*Description of the task*. Give the count of lines containing the string "this", with no other output.

■ ■ ■

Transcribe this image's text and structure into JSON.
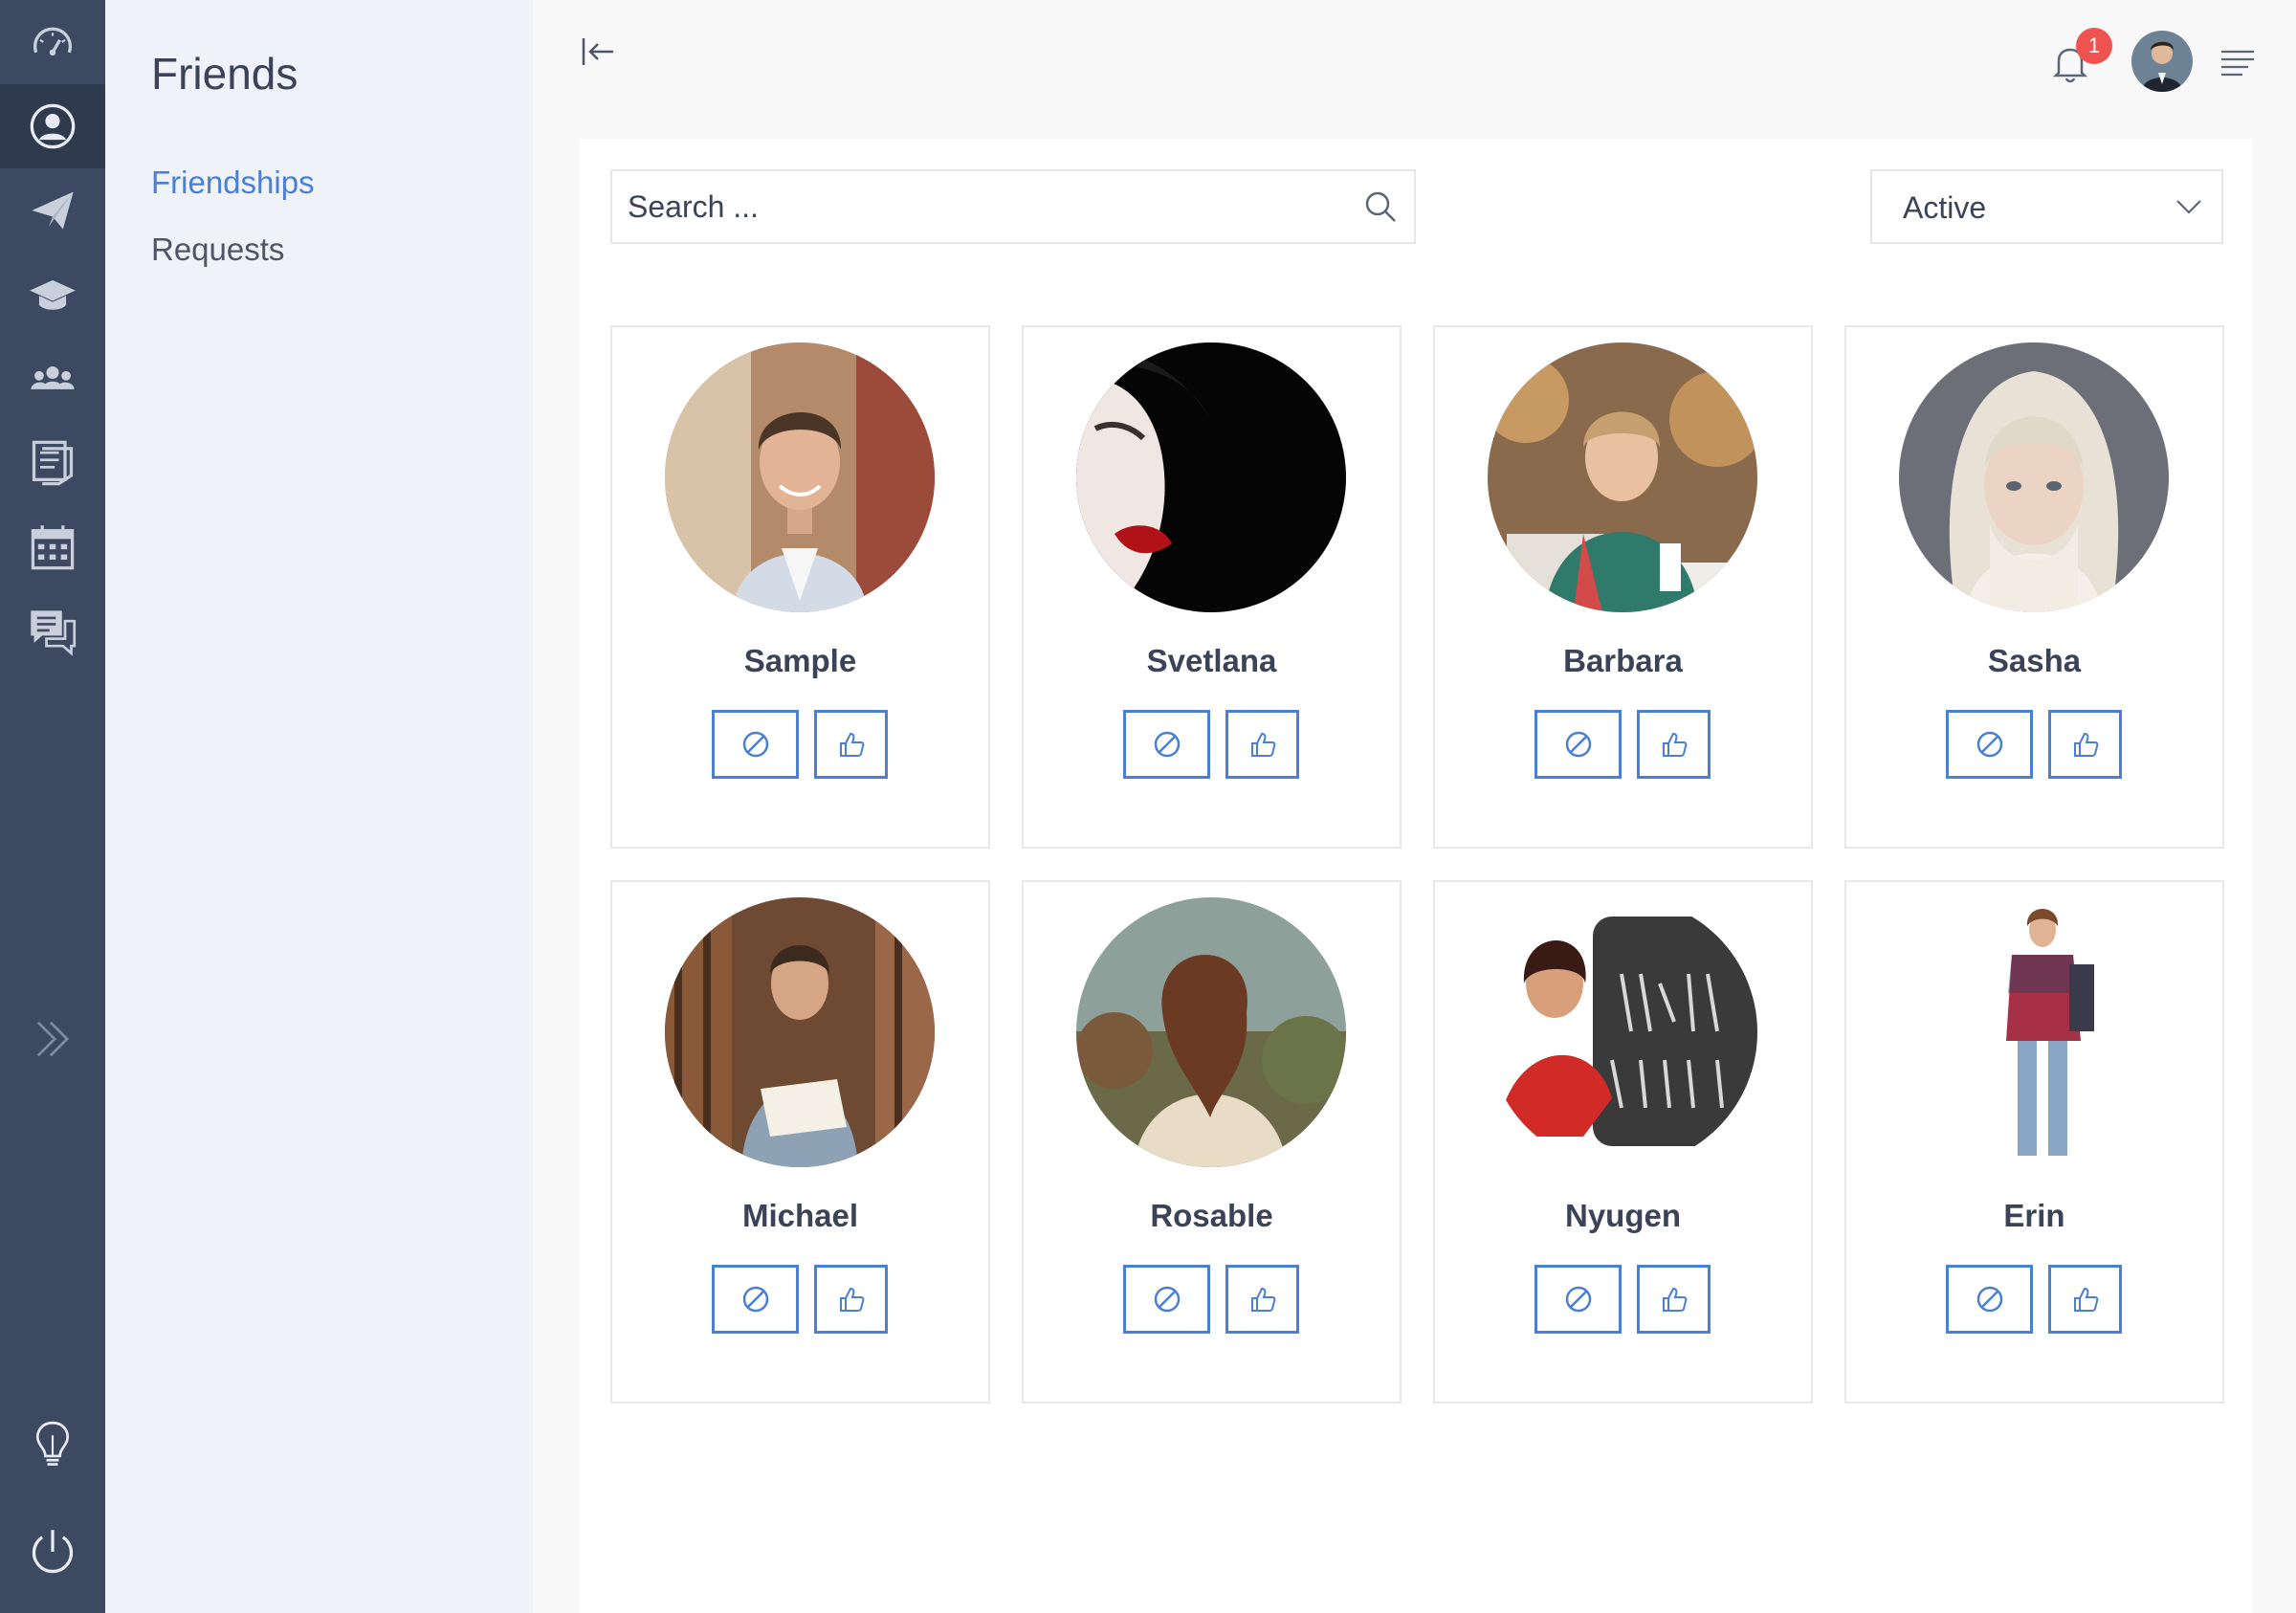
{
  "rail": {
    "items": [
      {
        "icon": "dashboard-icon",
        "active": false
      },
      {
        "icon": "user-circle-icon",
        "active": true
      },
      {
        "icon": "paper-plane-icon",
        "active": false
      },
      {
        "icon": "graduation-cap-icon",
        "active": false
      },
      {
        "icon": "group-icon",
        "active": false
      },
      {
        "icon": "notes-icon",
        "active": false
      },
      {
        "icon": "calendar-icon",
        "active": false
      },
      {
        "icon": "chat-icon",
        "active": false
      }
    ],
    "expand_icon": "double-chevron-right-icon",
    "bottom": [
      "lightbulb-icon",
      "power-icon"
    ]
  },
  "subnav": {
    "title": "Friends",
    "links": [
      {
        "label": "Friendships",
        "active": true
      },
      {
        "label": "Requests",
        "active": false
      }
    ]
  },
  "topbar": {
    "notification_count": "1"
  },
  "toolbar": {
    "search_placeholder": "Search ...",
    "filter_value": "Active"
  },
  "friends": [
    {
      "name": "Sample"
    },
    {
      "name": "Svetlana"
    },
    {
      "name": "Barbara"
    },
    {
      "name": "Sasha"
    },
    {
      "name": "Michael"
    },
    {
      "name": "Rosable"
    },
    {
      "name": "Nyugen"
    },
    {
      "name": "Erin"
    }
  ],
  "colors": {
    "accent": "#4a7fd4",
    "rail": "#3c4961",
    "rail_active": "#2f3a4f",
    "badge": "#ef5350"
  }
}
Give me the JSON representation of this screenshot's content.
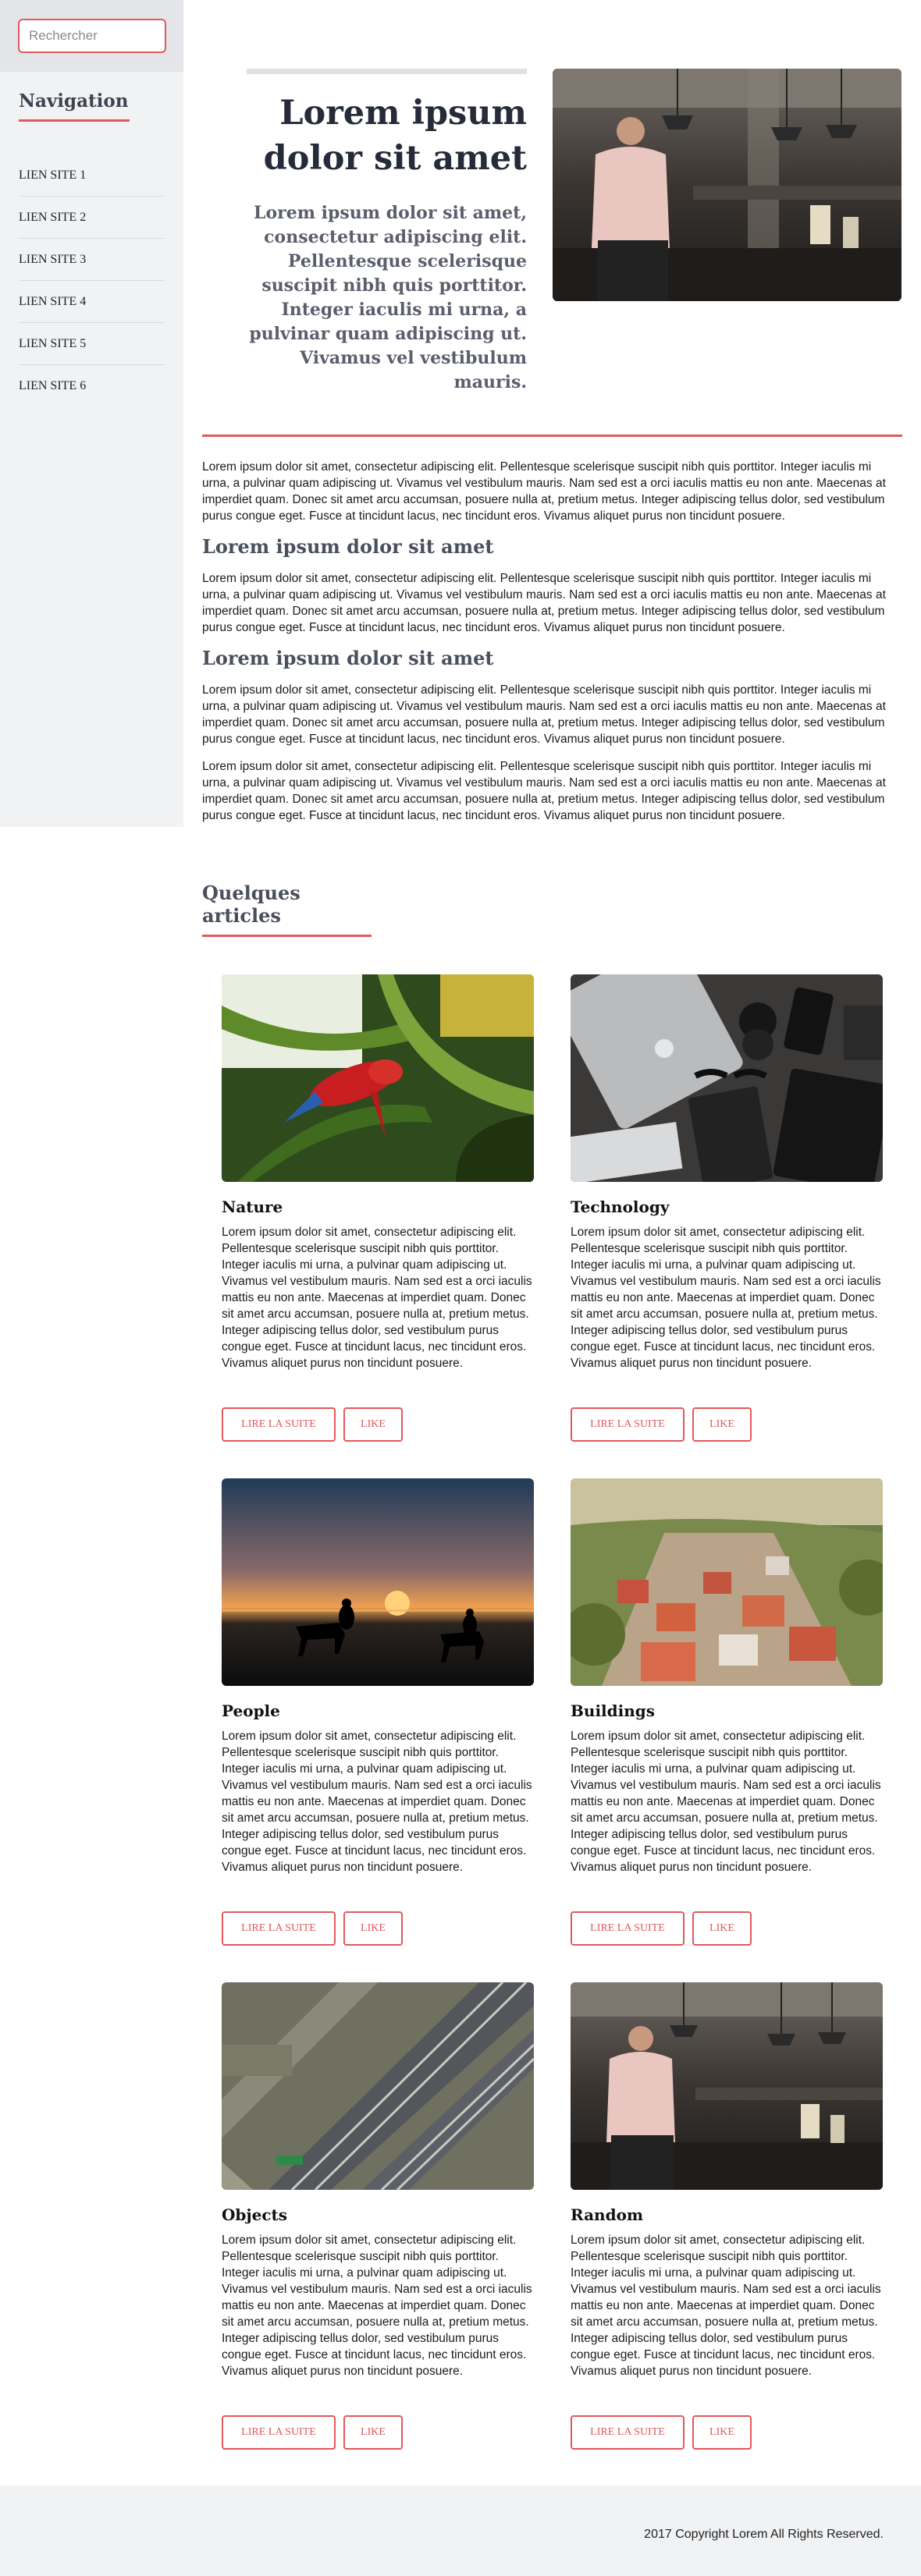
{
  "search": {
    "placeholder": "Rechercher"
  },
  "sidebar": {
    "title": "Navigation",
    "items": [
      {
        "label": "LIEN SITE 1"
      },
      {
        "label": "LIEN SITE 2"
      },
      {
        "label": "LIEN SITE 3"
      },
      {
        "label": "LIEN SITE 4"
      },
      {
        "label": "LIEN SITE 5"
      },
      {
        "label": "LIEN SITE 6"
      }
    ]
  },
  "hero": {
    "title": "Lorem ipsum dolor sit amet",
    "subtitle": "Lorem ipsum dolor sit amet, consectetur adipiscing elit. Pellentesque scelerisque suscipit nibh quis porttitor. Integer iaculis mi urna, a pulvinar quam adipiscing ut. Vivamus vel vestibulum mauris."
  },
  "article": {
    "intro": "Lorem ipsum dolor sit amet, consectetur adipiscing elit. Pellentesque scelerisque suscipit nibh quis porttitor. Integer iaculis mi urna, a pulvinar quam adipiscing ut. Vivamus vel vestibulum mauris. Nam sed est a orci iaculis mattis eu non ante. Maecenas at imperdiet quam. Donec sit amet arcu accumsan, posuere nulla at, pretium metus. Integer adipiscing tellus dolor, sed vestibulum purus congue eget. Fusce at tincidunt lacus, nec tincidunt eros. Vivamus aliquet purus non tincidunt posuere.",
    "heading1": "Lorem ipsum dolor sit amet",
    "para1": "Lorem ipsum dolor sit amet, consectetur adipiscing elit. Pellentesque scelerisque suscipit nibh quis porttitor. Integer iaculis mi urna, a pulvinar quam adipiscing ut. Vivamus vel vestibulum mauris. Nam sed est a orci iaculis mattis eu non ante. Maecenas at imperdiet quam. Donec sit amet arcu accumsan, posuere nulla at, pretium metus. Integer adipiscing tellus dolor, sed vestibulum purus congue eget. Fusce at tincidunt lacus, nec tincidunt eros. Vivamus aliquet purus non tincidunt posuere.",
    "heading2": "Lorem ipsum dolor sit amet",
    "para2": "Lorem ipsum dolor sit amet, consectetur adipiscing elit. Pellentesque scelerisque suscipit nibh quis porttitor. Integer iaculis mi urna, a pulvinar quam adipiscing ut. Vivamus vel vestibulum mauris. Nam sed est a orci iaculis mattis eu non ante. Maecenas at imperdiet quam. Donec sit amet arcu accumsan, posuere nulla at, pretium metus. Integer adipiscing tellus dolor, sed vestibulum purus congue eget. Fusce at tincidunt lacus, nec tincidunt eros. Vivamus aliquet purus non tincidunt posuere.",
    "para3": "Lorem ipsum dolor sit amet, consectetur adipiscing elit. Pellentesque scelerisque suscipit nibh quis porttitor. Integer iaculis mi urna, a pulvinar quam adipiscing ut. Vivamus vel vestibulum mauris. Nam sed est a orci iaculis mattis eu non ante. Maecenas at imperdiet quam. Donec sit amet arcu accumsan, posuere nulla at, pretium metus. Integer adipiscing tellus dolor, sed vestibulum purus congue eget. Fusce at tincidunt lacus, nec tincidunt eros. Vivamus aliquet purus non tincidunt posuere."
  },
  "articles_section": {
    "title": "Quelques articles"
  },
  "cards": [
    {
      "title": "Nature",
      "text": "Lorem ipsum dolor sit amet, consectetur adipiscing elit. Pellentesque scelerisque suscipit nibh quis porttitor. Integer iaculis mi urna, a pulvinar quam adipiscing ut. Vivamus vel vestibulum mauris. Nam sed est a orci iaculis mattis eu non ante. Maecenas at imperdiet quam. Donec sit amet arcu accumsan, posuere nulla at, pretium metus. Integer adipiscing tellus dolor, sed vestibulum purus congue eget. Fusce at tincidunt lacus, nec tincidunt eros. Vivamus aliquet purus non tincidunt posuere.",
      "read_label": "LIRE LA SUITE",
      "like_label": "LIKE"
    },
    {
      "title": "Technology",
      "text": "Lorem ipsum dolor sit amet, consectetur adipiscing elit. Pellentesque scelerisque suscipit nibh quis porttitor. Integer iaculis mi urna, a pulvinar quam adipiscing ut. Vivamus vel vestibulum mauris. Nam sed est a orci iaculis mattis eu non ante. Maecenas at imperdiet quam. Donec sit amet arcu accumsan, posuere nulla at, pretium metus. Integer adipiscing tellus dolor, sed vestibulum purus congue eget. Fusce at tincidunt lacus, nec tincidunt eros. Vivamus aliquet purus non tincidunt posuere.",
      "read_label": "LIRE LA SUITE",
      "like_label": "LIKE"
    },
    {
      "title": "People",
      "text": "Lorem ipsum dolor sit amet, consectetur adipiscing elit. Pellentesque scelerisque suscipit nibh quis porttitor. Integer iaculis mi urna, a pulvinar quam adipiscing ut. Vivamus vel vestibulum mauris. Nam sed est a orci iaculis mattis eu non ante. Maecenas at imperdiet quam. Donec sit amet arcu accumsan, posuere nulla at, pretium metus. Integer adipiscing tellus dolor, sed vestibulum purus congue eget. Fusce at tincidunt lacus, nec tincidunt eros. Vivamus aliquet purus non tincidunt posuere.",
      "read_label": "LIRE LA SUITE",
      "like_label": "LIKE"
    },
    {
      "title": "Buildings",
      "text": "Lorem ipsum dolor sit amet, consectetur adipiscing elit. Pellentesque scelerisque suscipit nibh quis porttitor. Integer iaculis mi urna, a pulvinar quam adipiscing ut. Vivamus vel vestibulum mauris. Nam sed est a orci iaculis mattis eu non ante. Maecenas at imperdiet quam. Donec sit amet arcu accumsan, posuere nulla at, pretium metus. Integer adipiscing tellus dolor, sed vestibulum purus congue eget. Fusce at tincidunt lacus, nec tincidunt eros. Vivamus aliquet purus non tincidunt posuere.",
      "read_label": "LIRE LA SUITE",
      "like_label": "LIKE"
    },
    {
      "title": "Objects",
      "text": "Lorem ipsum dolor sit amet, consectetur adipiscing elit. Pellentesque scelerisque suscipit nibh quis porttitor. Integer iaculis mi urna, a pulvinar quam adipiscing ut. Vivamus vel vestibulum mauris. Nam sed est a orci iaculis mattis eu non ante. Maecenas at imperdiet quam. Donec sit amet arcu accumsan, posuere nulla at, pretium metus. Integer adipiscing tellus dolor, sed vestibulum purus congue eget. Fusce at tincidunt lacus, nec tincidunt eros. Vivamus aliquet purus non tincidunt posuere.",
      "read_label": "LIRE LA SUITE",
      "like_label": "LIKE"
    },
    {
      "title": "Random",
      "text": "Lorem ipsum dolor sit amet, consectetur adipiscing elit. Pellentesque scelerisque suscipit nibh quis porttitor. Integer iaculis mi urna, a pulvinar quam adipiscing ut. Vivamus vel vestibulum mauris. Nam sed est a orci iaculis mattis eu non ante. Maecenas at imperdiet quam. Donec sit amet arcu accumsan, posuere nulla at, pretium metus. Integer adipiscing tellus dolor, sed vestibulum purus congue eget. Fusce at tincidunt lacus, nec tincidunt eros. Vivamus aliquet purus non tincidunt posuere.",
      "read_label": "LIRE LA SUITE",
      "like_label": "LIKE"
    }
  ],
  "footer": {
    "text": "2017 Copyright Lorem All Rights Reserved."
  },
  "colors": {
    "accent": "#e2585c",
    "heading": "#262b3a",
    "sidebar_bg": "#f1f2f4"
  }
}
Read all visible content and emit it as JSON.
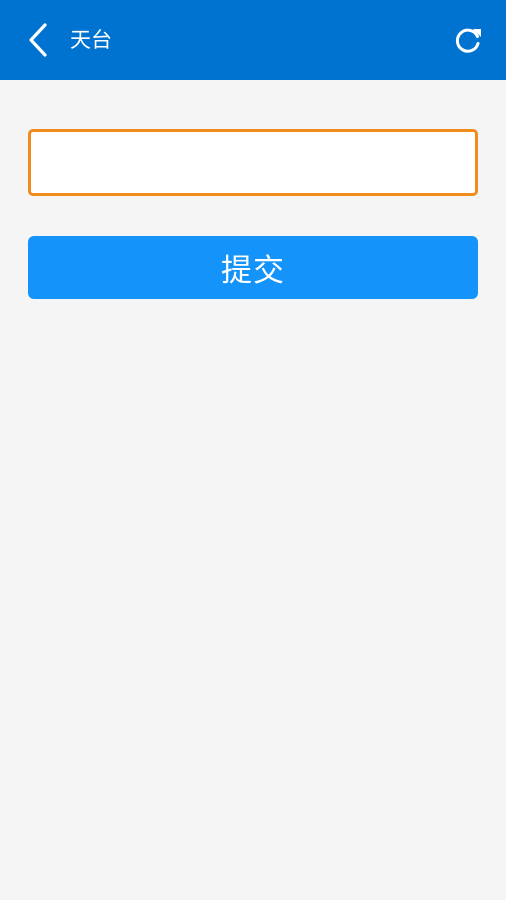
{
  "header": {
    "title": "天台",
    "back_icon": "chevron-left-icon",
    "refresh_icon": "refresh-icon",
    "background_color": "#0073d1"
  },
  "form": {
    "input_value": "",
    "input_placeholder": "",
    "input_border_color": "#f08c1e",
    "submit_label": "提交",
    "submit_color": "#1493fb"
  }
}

■ ■ ■

*The reply*. 2